## Begin

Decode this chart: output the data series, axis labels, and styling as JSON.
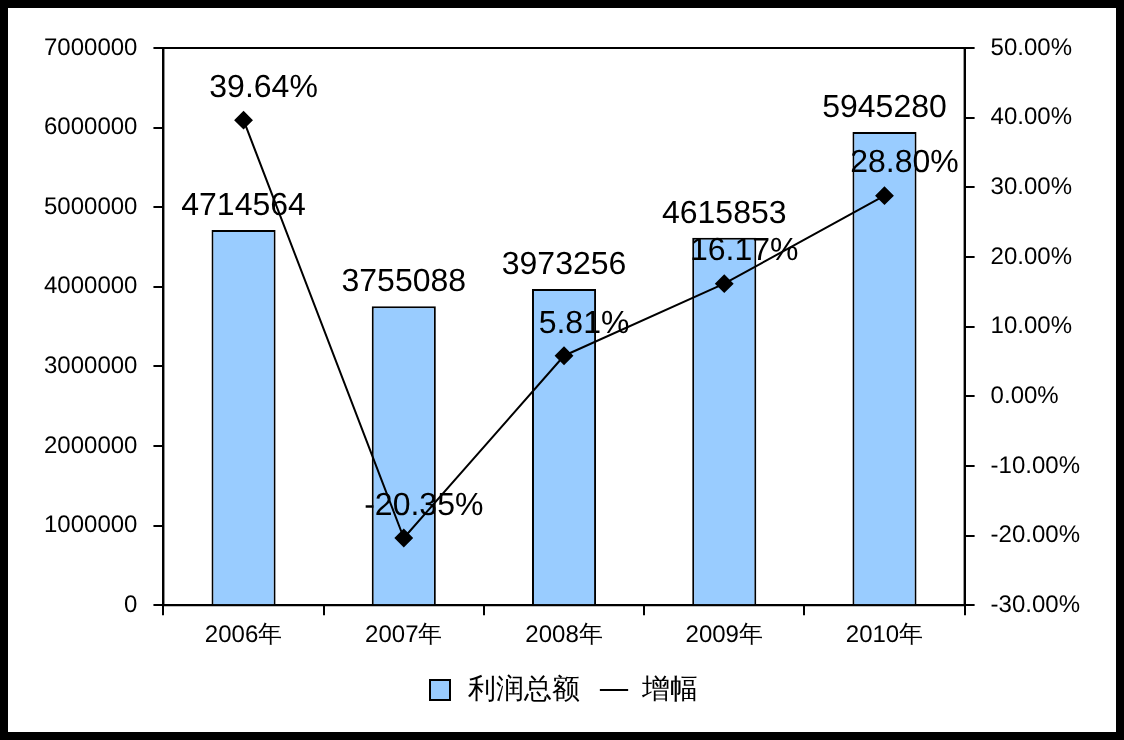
{
  "chart_data": {
    "type": "bar",
    "categories": [
      "2006年",
      "2007年",
      "2008年",
      "2009年",
      "2010年"
    ],
    "series": [
      {
        "name": "利润总额",
        "color": "#99ccff",
        "values": [
          4714564,
          3755088,
          3973256,
          4615853,
          5945280
        ],
        "value_labels": [
          "4714564",
          "3755088",
          "3973256",
          "4615853",
          "5945280"
        ]
      },
      {
        "name": "增幅",
        "type": "line",
        "axis": "y2",
        "color": "#000000",
        "marker": "diamond",
        "values": [
          39.64,
          -20.35,
          5.81,
          16.17,
          28.8
        ],
        "value_labels": [
          "39.64%",
          "-20.35%",
          "5.81%",
          "16.17%",
          "28.80%"
        ]
      }
    ],
    "ylim": [
      0,
      7000000
    ],
    "yticks": [
      0,
      1000000,
      2000000,
      3000000,
      4000000,
      5000000,
      6000000,
      7000000
    ],
    "y2lim": [
      -30,
      50
    ],
    "y2ticks": [
      {
        "value": -30,
        "label": "-30.00%"
      },
      {
        "value": -20,
        "label": "-20.00%"
      },
      {
        "value": -10,
        "label": "-10.00%"
      },
      {
        "value": 0,
        "label": "0.00%"
      },
      {
        "value": 10,
        "label": "10.00%"
      },
      {
        "value": 20,
        "label": "20.00%"
      },
      {
        "value": 30,
        "label": "30.00%"
      },
      {
        "value": 40,
        "label": "40.00%"
      },
      {
        "value": 50,
        "label": "50.00%"
      }
    ],
    "grid": false,
    "legend": "bottom"
  }
}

## End

→ **Job**
Every record above should be transcribed exactly; the pictures stay out of the copy.

→ **The solution**
Decode this chart: output the data series, axis labels, and styling as JSON.
{
  "chart_data": {
    "type": "bar",
    "categories": [
      "2006年",
      "2007年",
      "2008年",
      "2009年",
      "2010年"
    ],
    "series": [
      {
        "name": "利润总额",
        "color": "#99ccff",
        "values": [
          4714564,
          3755088,
          3973256,
          4615853,
          5945280
        ],
        "value_labels": [
          "4714564",
          "3755088",
          "3973256",
          "4615853",
          "5945280"
        ]
      },
      {
        "name": "增幅",
        "type": "line",
        "axis": "y2",
        "color": "#000000",
        "marker": "diamond",
        "values": [
          39.64,
          -20.35,
          5.81,
          16.17,
          28.8
        ],
        "value_labels": [
          "39.64%",
          "-20.35%",
          "5.81%",
          "16.17%",
          "28.80%"
        ]
      }
    ],
    "ylim": [
      0,
      7000000
    ],
    "yticks": [
      0,
      1000000,
      2000000,
      3000000,
      4000000,
      5000000,
      6000000,
      7000000
    ],
    "y2lim": [
      -30,
      50
    ],
    "y2ticks": [
      {
        "value": -30,
        "label": "-30.00%"
      },
      {
        "value": -20,
        "label": "-20.00%"
      },
      {
        "value": -10,
        "label": "-10.00%"
      },
      {
        "value": 0,
        "label": "0.00%"
      },
      {
        "value": 10,
        "label": "10.00%"
      },
      {
        "value": 20,
        "label": "20.00%"
      },
      {
        "value": 30,
        "label": "30.00%"
      },
      {
        "value": 40,
        "label": "40.00%"
      },
      {
        "value": 50,
        "label": "50.00%"
      }
    ],
    "grid": false,
    "legend": "bottom"
  }
}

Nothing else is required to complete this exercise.